With the pictures left out, copy the listing below exactly.

(Stored data)

::::::::

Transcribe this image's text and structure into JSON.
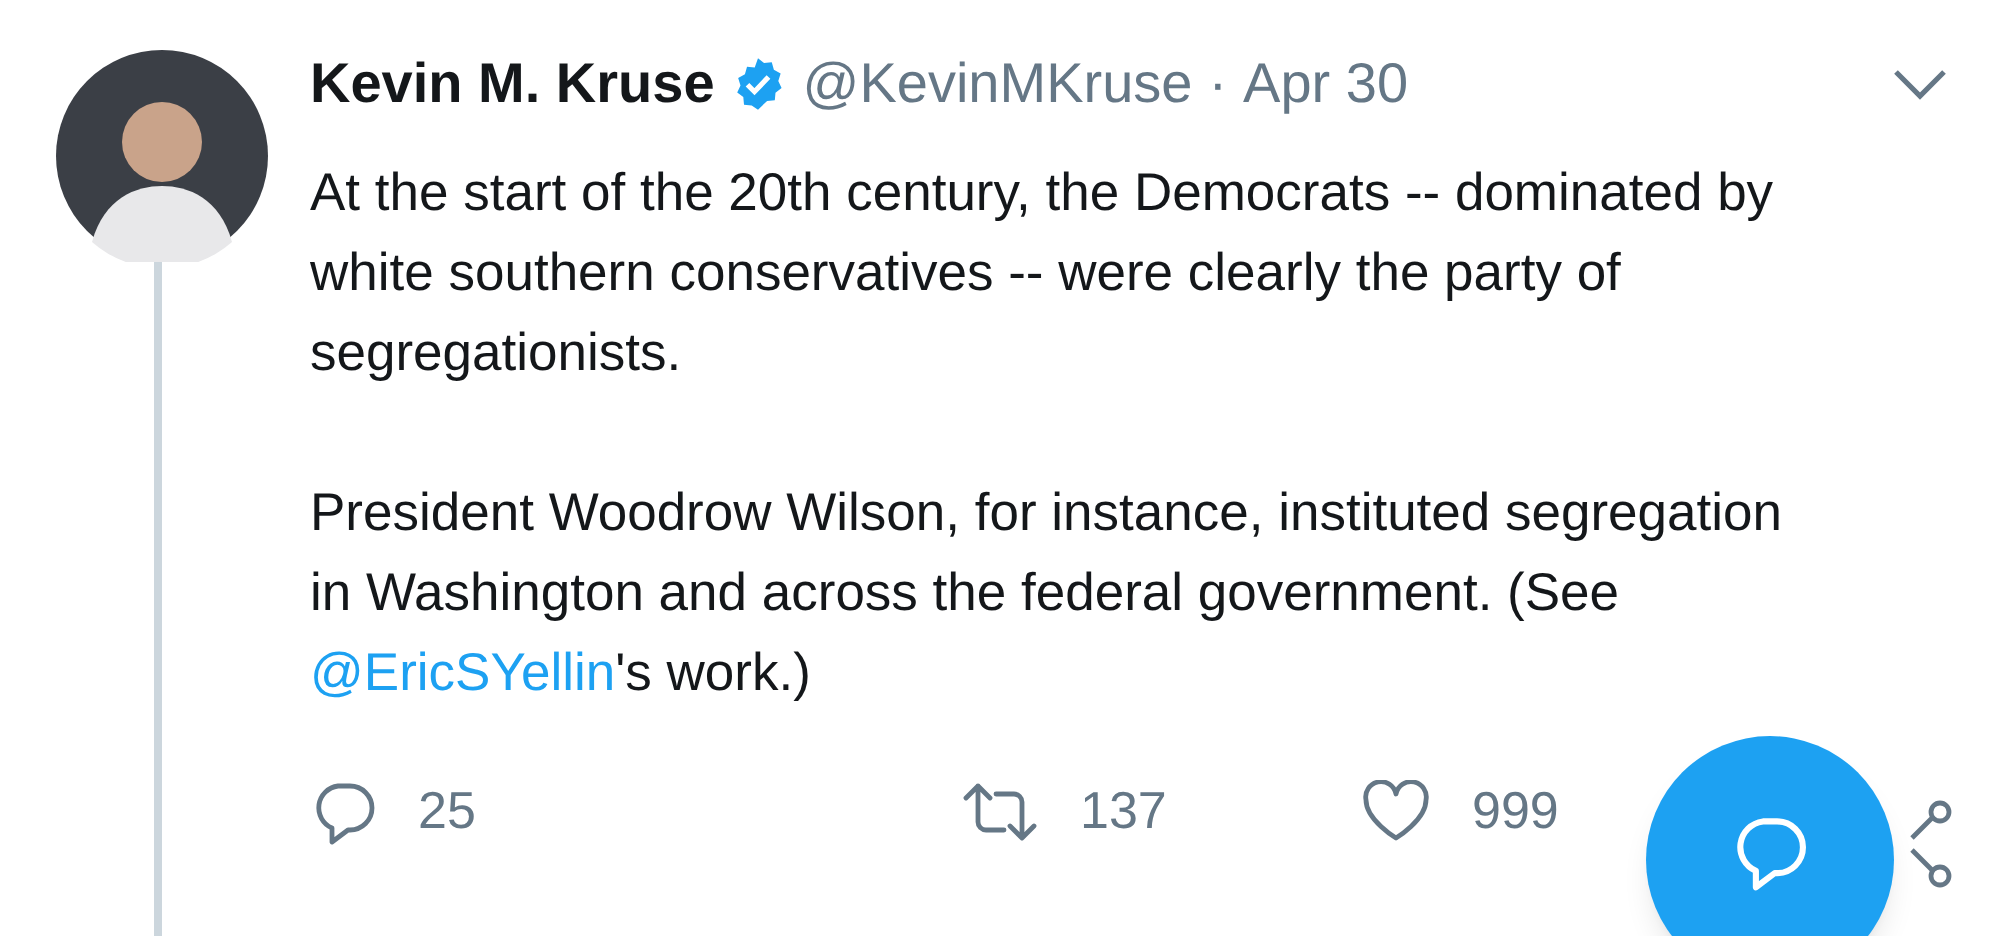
{
  "author": {
    "name": "Kevin M. Kruse",
    "verified": true,
    "handle": "@KevinMKruse",
    "separator": "·",
    "date": "Apr 30"
  },
  "paragraphs": [
    {
      "text": "At the start of the 20th century, the Democrats -- dominated by white southern conservatives -- were clearly the party of segregationists."
    },
    {
      "text": "President Woodrow Wilson, for instance, instituted segregation in Washington and across the federal government. (See ",
      "mention": "@EricSYellin",
      "after": "'s work.)"
    }
  ],
  "actions": [
    {
      "kind": "reply",
      "count": "25"
    },
    {
      "kind": "retweet",
      "count": "137"
    },
    {
      "kind": "like",
      "count": "999"
    }
  ]
}
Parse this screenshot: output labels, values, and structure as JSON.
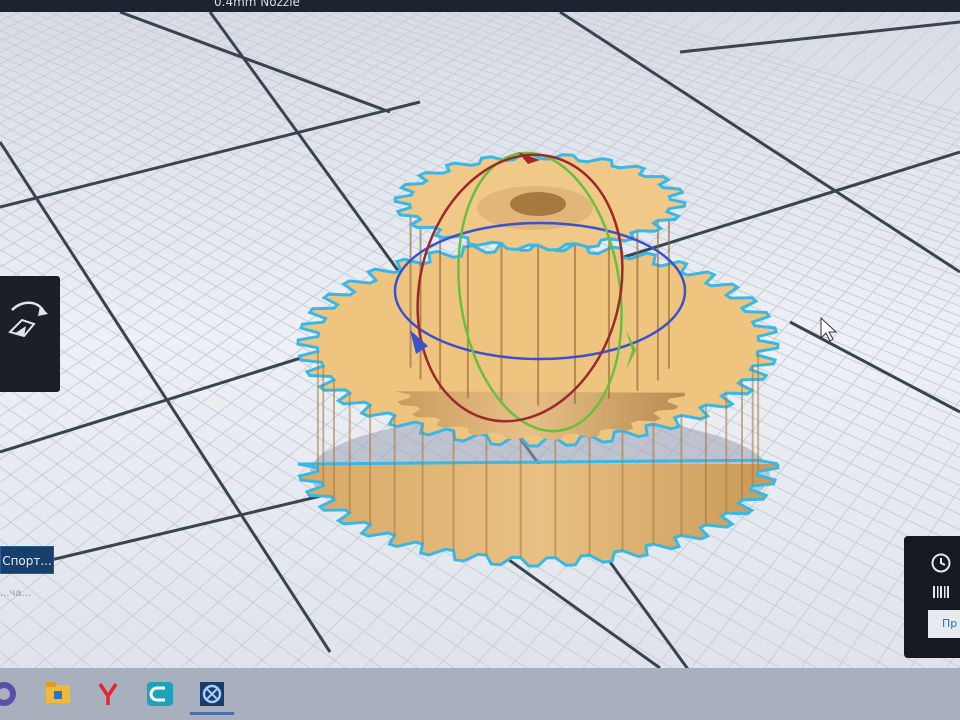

::::::::

EXERCISE OUTPUT:
Transcribe this image's text and structure into JSON.
{
  "author": {
    "name": "Kevin M. Kruse",
    "verified": true,
    "handle": "@KevinMKruse",
    "separator": "·",
    "date": "Apr 30"
  },
  "paragraphs": [
    {
      "text": "At the start of the 20th century, the Democrats -- dominated by white southern conservatives -- were clearly the party of segregationists."
    },
    {
      "text": "President Woodrow Wilson, for instance, instituted segregation in Washington and across the federal government. (See ",
      "mention": "@EricSYellin",
      "after": "'s work.)"
    }
  ],
  "actions": [
    {
      "kind": "reply",
      "count": "25"
    },
    {
      "kind": "retweet",
      "count": "137"
    },
    {
      "kind": "like",
      "count": "999"
    }
  ]
}
Parse this screenshot: output labels, values, and structure as JSON.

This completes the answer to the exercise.